TASK: Identify and pull out each line of the entries in which "this" occurs.

(Stored data)

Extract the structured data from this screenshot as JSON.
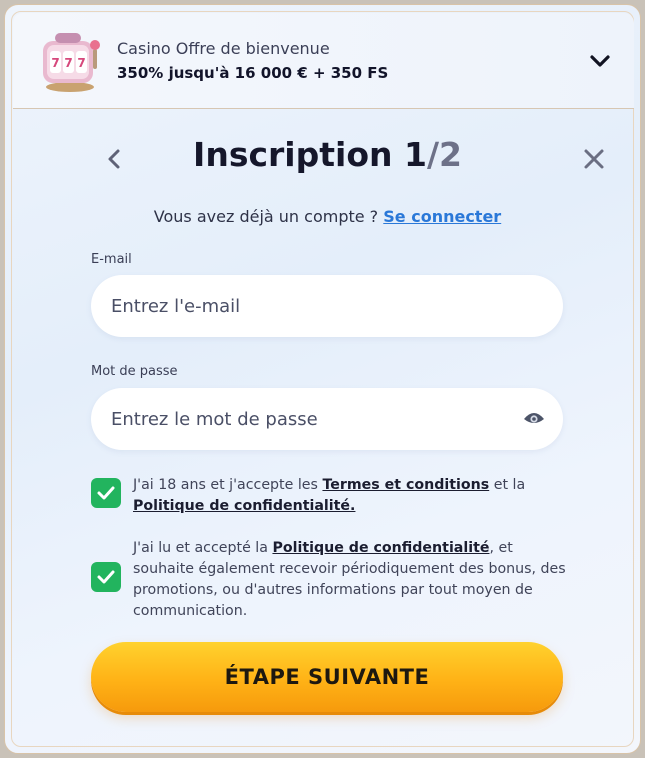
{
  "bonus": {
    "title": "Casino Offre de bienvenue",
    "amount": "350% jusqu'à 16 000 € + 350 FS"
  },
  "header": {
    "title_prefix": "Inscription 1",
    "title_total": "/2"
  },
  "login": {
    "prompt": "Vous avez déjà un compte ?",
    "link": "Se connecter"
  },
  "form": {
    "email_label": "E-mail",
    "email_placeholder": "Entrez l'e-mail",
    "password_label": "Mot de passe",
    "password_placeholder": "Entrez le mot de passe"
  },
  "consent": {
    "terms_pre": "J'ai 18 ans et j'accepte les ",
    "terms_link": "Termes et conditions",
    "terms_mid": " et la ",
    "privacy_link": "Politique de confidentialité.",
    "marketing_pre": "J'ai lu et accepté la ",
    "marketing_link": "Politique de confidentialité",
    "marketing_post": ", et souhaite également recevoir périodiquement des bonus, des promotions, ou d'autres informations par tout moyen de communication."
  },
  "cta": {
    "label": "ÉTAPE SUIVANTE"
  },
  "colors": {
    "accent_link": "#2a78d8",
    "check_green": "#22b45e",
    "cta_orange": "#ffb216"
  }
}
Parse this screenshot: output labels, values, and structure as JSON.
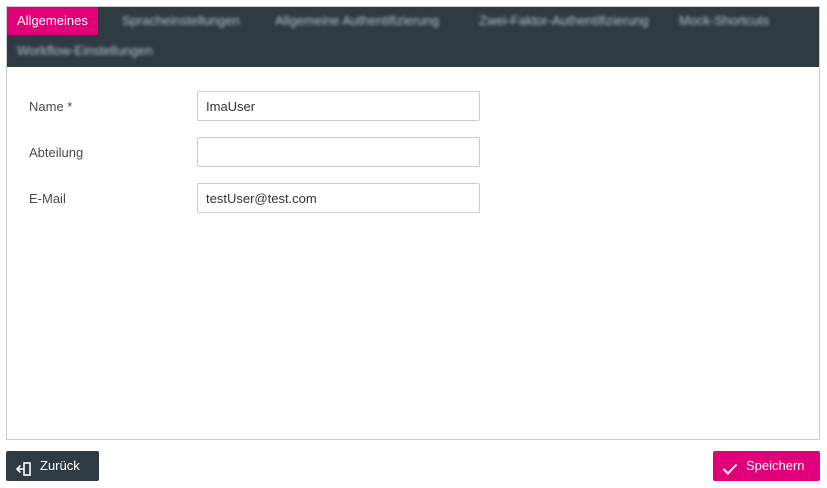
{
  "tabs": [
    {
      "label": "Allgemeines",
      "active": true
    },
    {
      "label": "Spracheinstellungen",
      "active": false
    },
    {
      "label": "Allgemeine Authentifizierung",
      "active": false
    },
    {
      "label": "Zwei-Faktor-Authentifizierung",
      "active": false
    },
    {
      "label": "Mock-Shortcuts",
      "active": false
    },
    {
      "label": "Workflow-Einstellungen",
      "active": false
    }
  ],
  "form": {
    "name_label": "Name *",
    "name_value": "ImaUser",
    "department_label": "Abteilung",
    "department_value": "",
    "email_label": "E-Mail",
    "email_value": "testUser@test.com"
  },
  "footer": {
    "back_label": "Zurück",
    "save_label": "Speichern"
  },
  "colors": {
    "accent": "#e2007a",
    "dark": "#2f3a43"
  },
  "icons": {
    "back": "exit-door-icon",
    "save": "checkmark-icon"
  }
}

* * *

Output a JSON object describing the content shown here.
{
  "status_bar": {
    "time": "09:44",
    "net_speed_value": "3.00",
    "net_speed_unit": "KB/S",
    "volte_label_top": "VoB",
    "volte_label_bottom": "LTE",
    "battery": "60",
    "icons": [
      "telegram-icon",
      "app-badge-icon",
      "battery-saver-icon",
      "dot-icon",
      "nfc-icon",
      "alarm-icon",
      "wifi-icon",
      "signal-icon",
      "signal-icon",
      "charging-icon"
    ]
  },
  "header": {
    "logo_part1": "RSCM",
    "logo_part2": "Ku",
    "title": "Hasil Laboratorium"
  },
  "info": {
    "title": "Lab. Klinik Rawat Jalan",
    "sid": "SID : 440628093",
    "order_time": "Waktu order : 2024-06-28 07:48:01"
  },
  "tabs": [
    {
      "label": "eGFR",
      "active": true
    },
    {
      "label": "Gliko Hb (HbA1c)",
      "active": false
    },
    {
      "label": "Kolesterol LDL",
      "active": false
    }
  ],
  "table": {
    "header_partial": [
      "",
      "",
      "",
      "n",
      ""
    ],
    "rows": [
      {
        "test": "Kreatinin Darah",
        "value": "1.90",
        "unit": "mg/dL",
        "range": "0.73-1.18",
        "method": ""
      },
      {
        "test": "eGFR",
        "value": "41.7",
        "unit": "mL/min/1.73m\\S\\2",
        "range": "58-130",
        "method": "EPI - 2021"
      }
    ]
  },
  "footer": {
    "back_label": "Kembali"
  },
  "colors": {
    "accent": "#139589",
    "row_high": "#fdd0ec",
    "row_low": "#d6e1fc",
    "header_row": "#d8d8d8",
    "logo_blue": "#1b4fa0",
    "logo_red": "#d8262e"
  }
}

ANSWER BELOW:
Extract the structured data from this screenshot as JSON.
Parse this screenshot: output labels, values, and structure as JSON.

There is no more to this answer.